▸ **Instructions to follow**
From the entries below, say how many lines carry the word "odpowiedzialnością", and give nothing but the number.

Saved entries:
────────────────────────────────────────
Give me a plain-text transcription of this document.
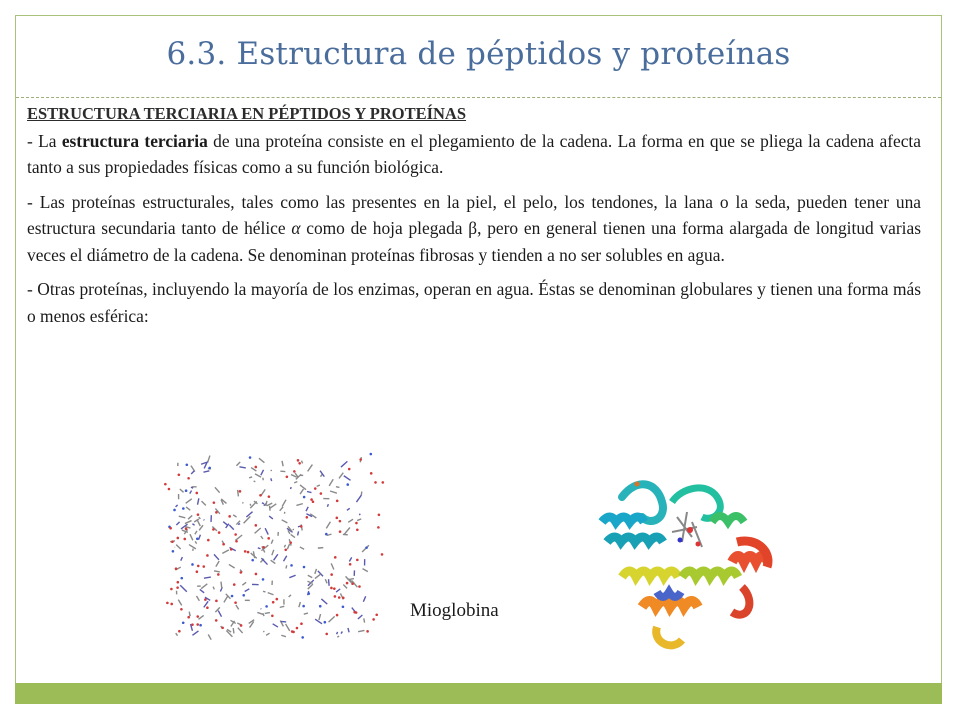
6.3. Estructura de péptidos y proteínas
ESTRUCTURA TERCIARIA EN PÉPTIDOS Y PROTEÍNAS

- La estructura terciaria de una proteína consiste en el plegamiento de la cadena. La forma en que se pliega la cadena afecta tanto a sus propiedades físicas como a su función biológica.

- Las proteínas estructurales, tales como las presentes en la piel, el pelo, los tendones, la lana o la seda, pueden tener una estructura secundaria tanto de hélice α como de hoja plegada β, pero en general tienen una forma alargada de longitud varias veces el diámetro de la cadena. Se denominan proteínas fibrosas y tienden a no ser solubles en agua.

- Otras proteínas, incluyendo la mayoría de los enzimas, operan en agua. Éstas se denominan globulares y tienen una forma más o menos esférica:

Mioglobina
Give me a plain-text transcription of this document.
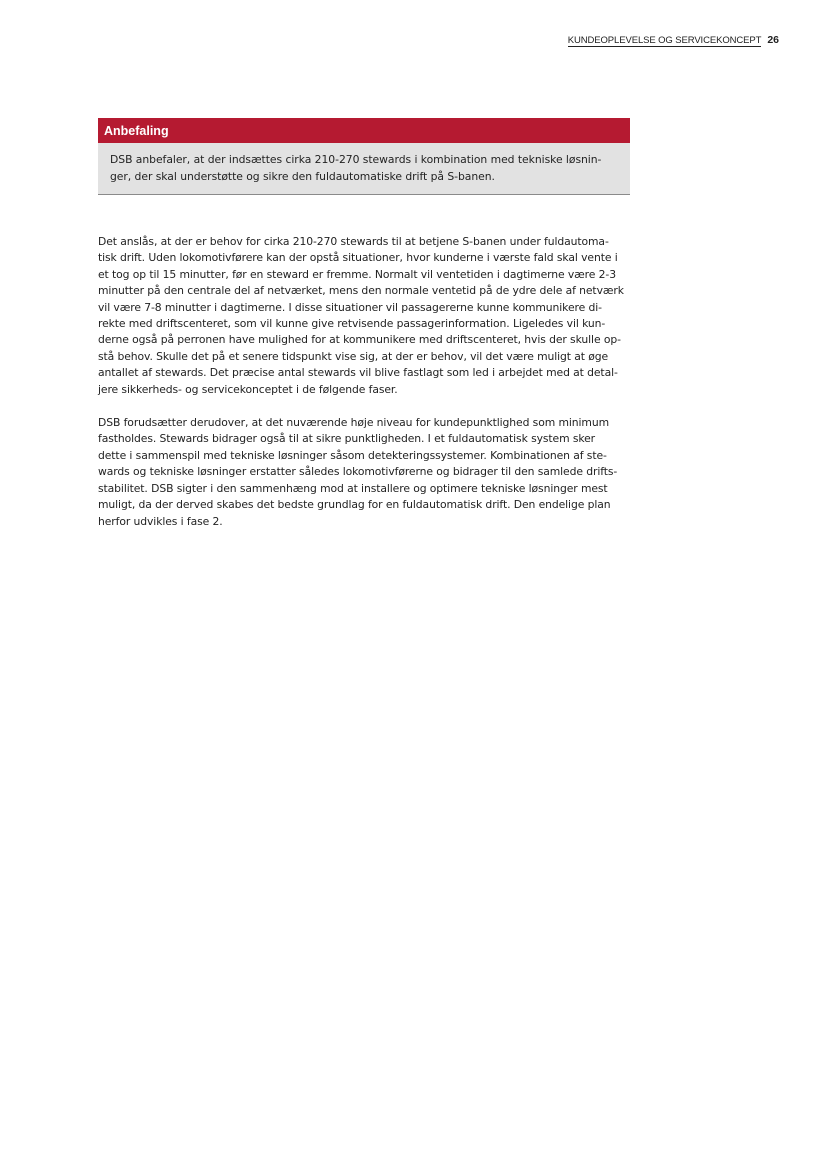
KUNDEOPLEVELSE OG SERVICEKONCEPT 26
Anbefaling
DSB anbefaler, at der indsættes cirka 210-270 stewards i kombination med tekniske løsnin-
ger, der skal understøtte og sikre den fuldautomatiske drift på S-banen.

Det anslås, at der er behov for cirka 210-270 stewards til at betjene S-banen under fuldautoma-
tisk drift. Uden lokomotivførere kan der opstå situationer, hvor kunderne i værste fald skal vente i
et tog op til 15 minutter, før en steward er fremme. Normalt vil ventetiden i dagtimerne være 2-3
minutter på den centrale del af netværket, mens den normale ventetid på de ydre dele af netværk
vil være 7-8 minutter i dagtimerne. I disse situationer vil passagererne kunne kommunikere di-
rekte med driftscenteret, som vil kunne give retvisende passagerinformation. Ligeledes vil kun-
derne også på perronen have mulighed for at kommunikere med driftscenteret, hvis der skulle op-
stå behov. Skulle det på et senere tidspunkt vise sig, at der er behov, vil det være muligt at øge
antallet af stewards. Det præcise antal stewards vil blive fastlagt som led i arbejdet med at detal-
jere sikkerheds- og servicekonceptet i de følgende faser.

DSB forudsætter derudover, at det nuværende høje niveau for kundepunktlighed som minimum
fastholdes. Stewards bidrager også til at sikre punktligheden. I et fuldautomatisk system sker
dette i sammenspil med tekniske løsninger såsom detekteringssystemer. Kombinationen af ste-
wards og tekniske løsninger erstatter således lokomotivførerne og bidrager til den samlede drifts-
stabilitet. DSB sigter i den sammenhæng mod at installere og optimere tekniske løsninger mest
muligt, da der derved skabes det bedste grundlag for en fuldautomatisk drift. Den endelige plan
herfor udvikles i fase 2.
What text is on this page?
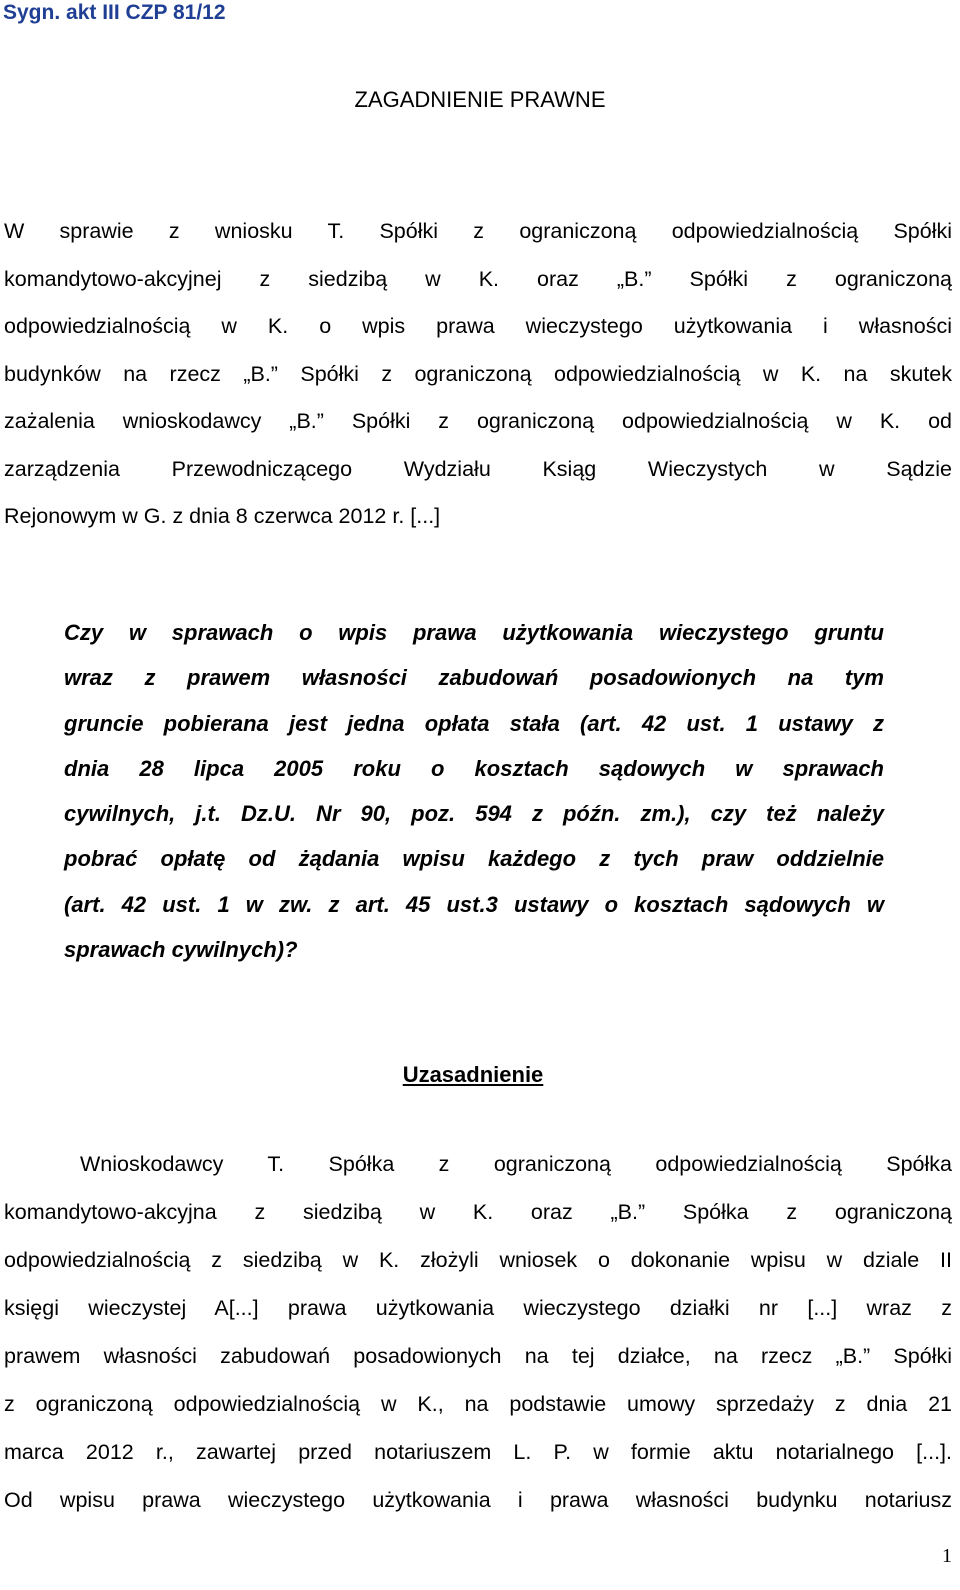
Sygn. akt III CZP 81/12
ZAGADNIENIE PRAWNE
W sprawie z wniosku T. Spółki z ograniczoną odpowiedzialnością Spółki
komandytowo-akcyjnej z siedzibą w K. oraz „B.” Spółki z ograniczoną
odpowiedzialnością w K. o wpis prawa wieczystego użytkowania i własności
budynków na rzecz „B.” Spółki z ograniczoną odpowiedzialnością w K. na skutek
zażalenia wnioskodawcy „B.” Spółki z ograniczoną odpowiedzialnością w K. od
zarządzenia Przewodniczącego Wydziału Ksiąg Wieczystych w Sądzie
Rejonowym w G. z dnia 8 czerwca 2012 r. [...]
Czy w sprawach o wpis prawa użytkowania wieczystego gruntu
wraz z prawem własności zabudowań posadowionych na tym
gruncie pobierana jest jedna opłata stała (art. 42 ust. 1 ustawy z
dnia 28 lipca 2005 roku o kosztach sądowych w sprawach
cywilnych, j.t. Dz.U. Nr 90, poz. 594 z późn. zm.), czy też należy
pobrać opłatę od żądania wpisu każdego z tych praw oddzielnie
(art. 42 ust. 1 w zw. z art. 45 ust.3 ustawy o kosztach sądowych w
sprawach cywilnych)?
Uzasadnienie
Wnioskodawcy T. Spółka z ograniczoną odpowiedzialnością Spółka
komandytowo-akcyjna z siedzibą w K. oraz „B.” Spółka z ograniczoną
odpowiedzialnością z siedzibą w K. złożyli wniosek o dokonanie wpisu w dziale II
księgi wieczystej A[...] prawa użytkowania wieczystego działki nr [...] wraz z
prawem własności zabudowań posadowionych na tej działce, na rzecz „B.” Spółki
z ograniczoną odpowiedzialnością w K., na podstawie umowy sprzedaży z dnia 21
marca 2012 r., zawartej przed notariuszem L. P. w formie aktu notarialnego [...].
Od wpisu prawa wieczystego użytkowania i prawa własności budynku notariusz
1
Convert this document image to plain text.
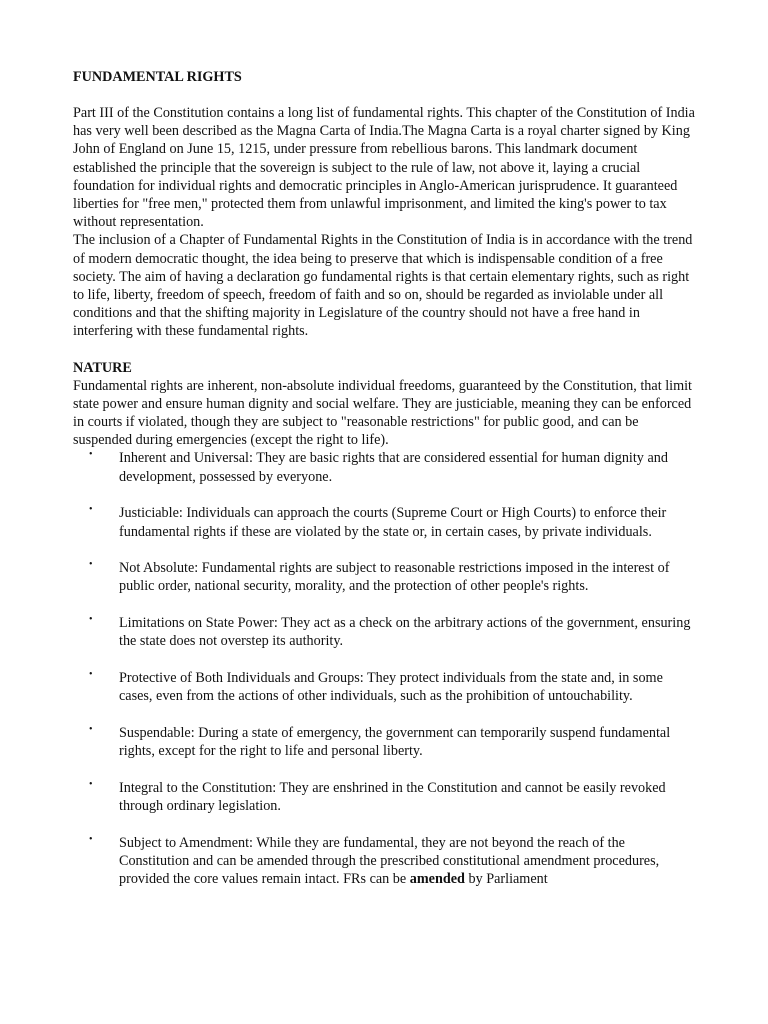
FUNDAMENTAL RIGHTS

Part III of the Constitution contains a long list of fundamental rights. This chapter of the Constitution of India has very well been described as the Magna Carta of India.The Magna Carta is a royal charter signed by King John of England on June 15, 1215, under pressure from rebellious barons. This landmark document established the principle that the sovereign is subject to the rule of law, not above it, laying a crucial foundation for individual rights and democratic principles in Anglo-American jurisprudence. It guaranteed liberties for "free men," protected them from unlawful imprisonment, and limited the king's power to tax without representation.

The inclusion of a Chapter of Fundamental Rights in the Constitution of India is in accordance with the trend of modern democratic thought, the idea being to preserve that which is indispensable condition of a free society. The aim of having a declaration go fundamental rights is that certain elementary rights, such as right to life, liberty, freedom of speech, freedom of faith and so on, should be regarded as inviolable under all conditions and that the shifting majority in Legislature of the country should not have a free hand in interfering with these fundamental rights.

NATURE

Fundamental rights are inherent, non-absolute individual freedoms, guaranteed by the Constitution, that limit state power and ensure human dignity and social welfare. They are justiciable, meaning they can be enforced in courts if violated, though they are subject to "reasonable restrictions" for public good, and can be suspended during emergencies (except the right to life).

• Inherent and Universal: They are basic rights that are considered essential for human dignity and development, possessed by everyone.
• Justiciable: Individuals can approach the courts (Supreme Court or High Courts) to enforce their fundamental rights if these are violated by the state or, in certain cases, by private individuals.
• Not Absolute: Fundamental rights are subject to reasonable restrictions imposed in the interest of public order, national security, morality, and the protection of other people's rights.
• Limitations on State Power: They act as a check on the arbitrary actions of the government, ensuring the state does not overstep its authority.
• Protective of Both Individuals and Groups: They protect individuals from the state and, in some cases, even from the actions of other individuals, such as the prohibition of untouchability.
• Suspendable: During a state of emergency, the government can temporarily suspend fundamental rights, except for the right to life and personal liberty.
• Integral to the Constitution: They are enshrined in the Constitution and cannot be easily revoked through ordinary legislation.
• Subject to Amendment: While they are fundamental, they are not beyond the reach of the Constitution and can be amended through the prescribed constitutional amendment procedures, provided the core values remain intact. FRs can be amended by Parliament
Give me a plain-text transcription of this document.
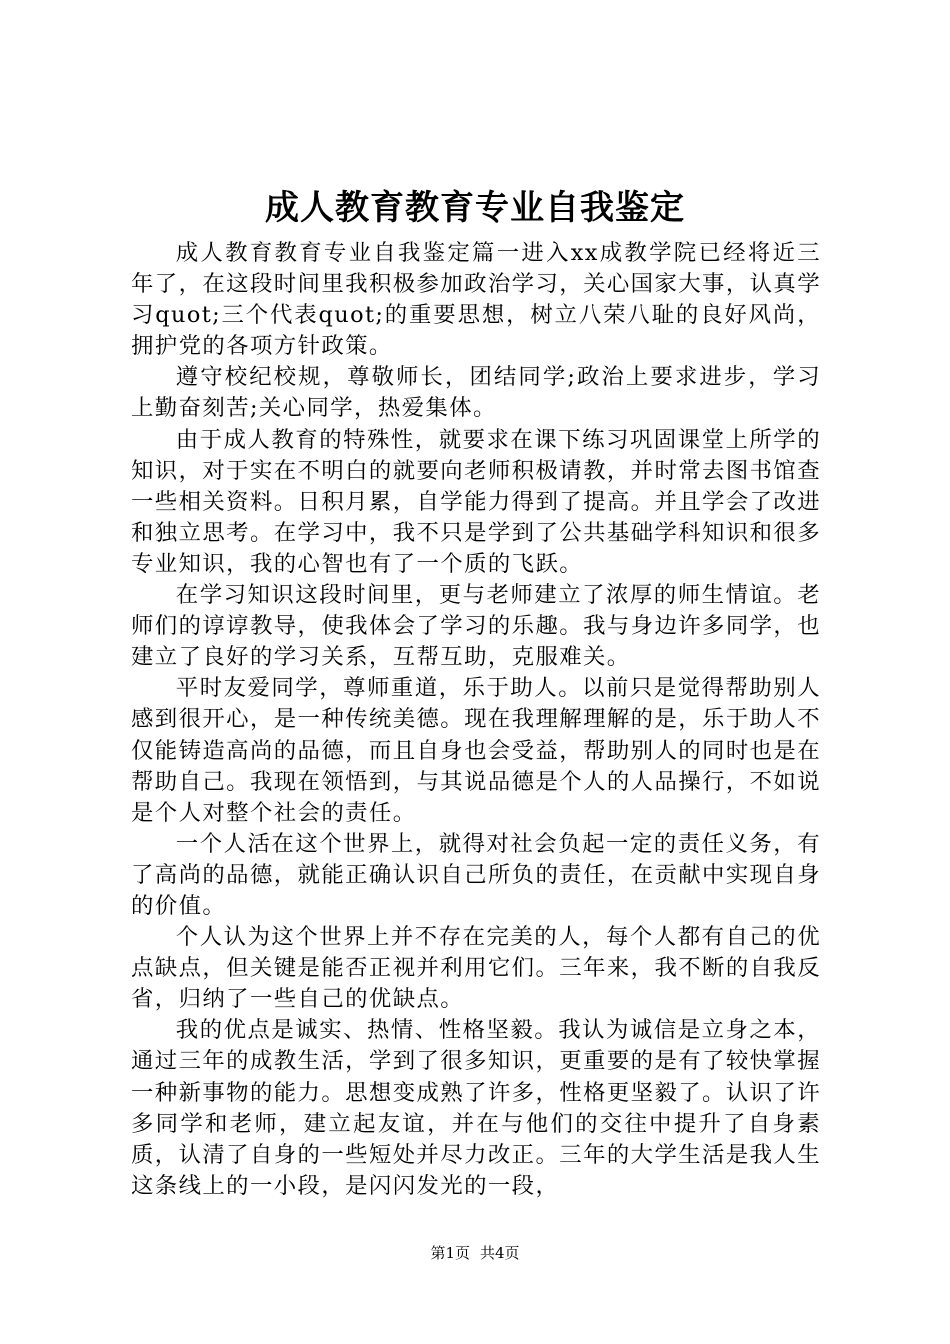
成人教育教育专业自我鉴定

成人教育教育专业自我鉴定篇一进入xx成教学院已经将近三年了，在这段时间里我积极参加政治学习，关心国家大事，认真学习quot;三个代表quot;的重要思想，树立八荣八耻的良好风尚，拥护党的各项方针政策。

遵守校纪校规，尊敬师长，团结同学;政治上要求进步，学习上勤奋刻苦;关心同学，热爱集体。

由于成人教育的特殊性，就要求在课下练习巩固课堂上所学的知识，对于实在不明白的就要向老师积极请教，并时常去图书馆查一些相关资料。日积月累，自学能力得到了提高。并且学会了改进和独立思考。在学习中，我不只是学到了公共基础学科知识和很多专业知识，我的心智也有了一个质的飞跃。

在学习知识这段时间里，更与老师建立了浓厚的师生情谊。老师们的谆谆教导，使我体会了学习的乐趣。我与身边许多同学，也建立了良好的学习关系，互帮互助，克服难关。

平时友爱同学，尊师重道，乐于助人。以前只是觉得帮助别人感到很开心，是一种传统美德。现在我理解理解的是，乐于助人不仅能铸造高尚的品德，而且自身也会受益，帮助别人的同时也是在帮助自己。我现在领悟到，与其说品德是个人的人品操行，不如说是个人对整个社会的责任。

一个人活在这个世界上，就得对社会负起一定的责任义务，有了高尚的品德，就能正确认识自己所负的责任，在贡献中实现自身的价值。

个人认为这个世界上并不存在完美的人，每个人都有自己的优点缺点，但关键是能否正视并利用它们。三年来，我不断的自我反省，归纳了一些自己的优缺点。

我的优点是诚实、热情、性格坚毅。我认为诚信是立身之本，通过三年的成教生活，学到了很多知识，更重要的是有了较快掌握一种新事物的能力。思想变成熟了许多，性格更坚毅了。认识了许多同学和老师，建立起友谊，并在与他们的交往中提升了自身素质，认清了自身的一些短处并尽力改正。三年的大学生活是我人生这条线上的一小段，是闪闪发光的一段，

第1页 共4页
────────────────────────────────────────
▸ **Answer to the task**
7